SHORT TASK |
Find the lines containing "Wednesday" and say how many there are, with no other words.

★ ★ ★ ★ ★ ★ ★

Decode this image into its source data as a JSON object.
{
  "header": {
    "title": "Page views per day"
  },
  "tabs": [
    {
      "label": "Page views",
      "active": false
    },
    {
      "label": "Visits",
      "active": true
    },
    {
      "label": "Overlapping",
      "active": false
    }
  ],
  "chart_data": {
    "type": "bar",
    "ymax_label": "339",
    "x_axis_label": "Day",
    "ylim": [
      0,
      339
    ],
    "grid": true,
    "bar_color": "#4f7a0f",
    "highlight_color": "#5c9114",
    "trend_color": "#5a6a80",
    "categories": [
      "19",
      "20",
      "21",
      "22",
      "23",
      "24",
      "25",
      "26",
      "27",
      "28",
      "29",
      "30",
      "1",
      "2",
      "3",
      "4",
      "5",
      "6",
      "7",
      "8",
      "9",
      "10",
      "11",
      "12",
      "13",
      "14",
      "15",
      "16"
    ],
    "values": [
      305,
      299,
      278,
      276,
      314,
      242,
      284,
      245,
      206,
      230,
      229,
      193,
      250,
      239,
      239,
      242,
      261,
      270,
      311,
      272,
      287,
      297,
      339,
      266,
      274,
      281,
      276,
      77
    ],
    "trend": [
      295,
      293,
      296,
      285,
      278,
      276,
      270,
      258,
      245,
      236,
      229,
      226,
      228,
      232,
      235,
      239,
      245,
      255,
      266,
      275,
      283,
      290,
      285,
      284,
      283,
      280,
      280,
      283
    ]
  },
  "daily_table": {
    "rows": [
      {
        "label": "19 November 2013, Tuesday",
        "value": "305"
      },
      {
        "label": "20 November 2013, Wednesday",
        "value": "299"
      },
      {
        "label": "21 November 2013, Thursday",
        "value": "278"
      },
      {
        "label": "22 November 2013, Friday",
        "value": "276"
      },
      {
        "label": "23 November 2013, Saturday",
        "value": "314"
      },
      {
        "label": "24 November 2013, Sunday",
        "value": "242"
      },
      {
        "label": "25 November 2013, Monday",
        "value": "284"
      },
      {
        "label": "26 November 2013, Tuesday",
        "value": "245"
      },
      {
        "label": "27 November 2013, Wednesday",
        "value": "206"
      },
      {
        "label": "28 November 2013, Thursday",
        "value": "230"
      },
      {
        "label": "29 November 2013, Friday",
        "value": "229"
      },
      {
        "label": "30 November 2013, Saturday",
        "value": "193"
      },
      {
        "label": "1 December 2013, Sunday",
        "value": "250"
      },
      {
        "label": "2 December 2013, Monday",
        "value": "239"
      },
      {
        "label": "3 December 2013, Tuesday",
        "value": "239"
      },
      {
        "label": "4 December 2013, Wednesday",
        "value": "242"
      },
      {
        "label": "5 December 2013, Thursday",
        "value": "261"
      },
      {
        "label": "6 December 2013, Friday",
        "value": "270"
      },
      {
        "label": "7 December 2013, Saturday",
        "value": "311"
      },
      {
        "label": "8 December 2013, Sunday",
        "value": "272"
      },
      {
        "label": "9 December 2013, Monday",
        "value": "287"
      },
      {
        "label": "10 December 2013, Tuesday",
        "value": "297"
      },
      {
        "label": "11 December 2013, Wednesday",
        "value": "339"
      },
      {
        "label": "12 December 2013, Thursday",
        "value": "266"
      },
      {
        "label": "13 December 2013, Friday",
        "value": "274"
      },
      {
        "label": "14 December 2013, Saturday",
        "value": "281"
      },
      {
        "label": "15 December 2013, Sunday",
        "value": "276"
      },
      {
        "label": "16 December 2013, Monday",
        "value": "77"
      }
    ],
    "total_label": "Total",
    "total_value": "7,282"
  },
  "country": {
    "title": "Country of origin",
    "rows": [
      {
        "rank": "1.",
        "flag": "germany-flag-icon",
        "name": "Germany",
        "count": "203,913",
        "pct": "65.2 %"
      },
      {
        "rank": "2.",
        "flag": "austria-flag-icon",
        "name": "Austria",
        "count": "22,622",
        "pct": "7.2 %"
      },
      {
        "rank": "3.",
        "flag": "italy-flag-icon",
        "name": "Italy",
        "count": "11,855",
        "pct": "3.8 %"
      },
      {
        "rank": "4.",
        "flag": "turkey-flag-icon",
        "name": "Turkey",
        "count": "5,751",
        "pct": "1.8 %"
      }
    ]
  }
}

★ ★ ★ ★ ★ ★ ★

FINAL ANSWER |
4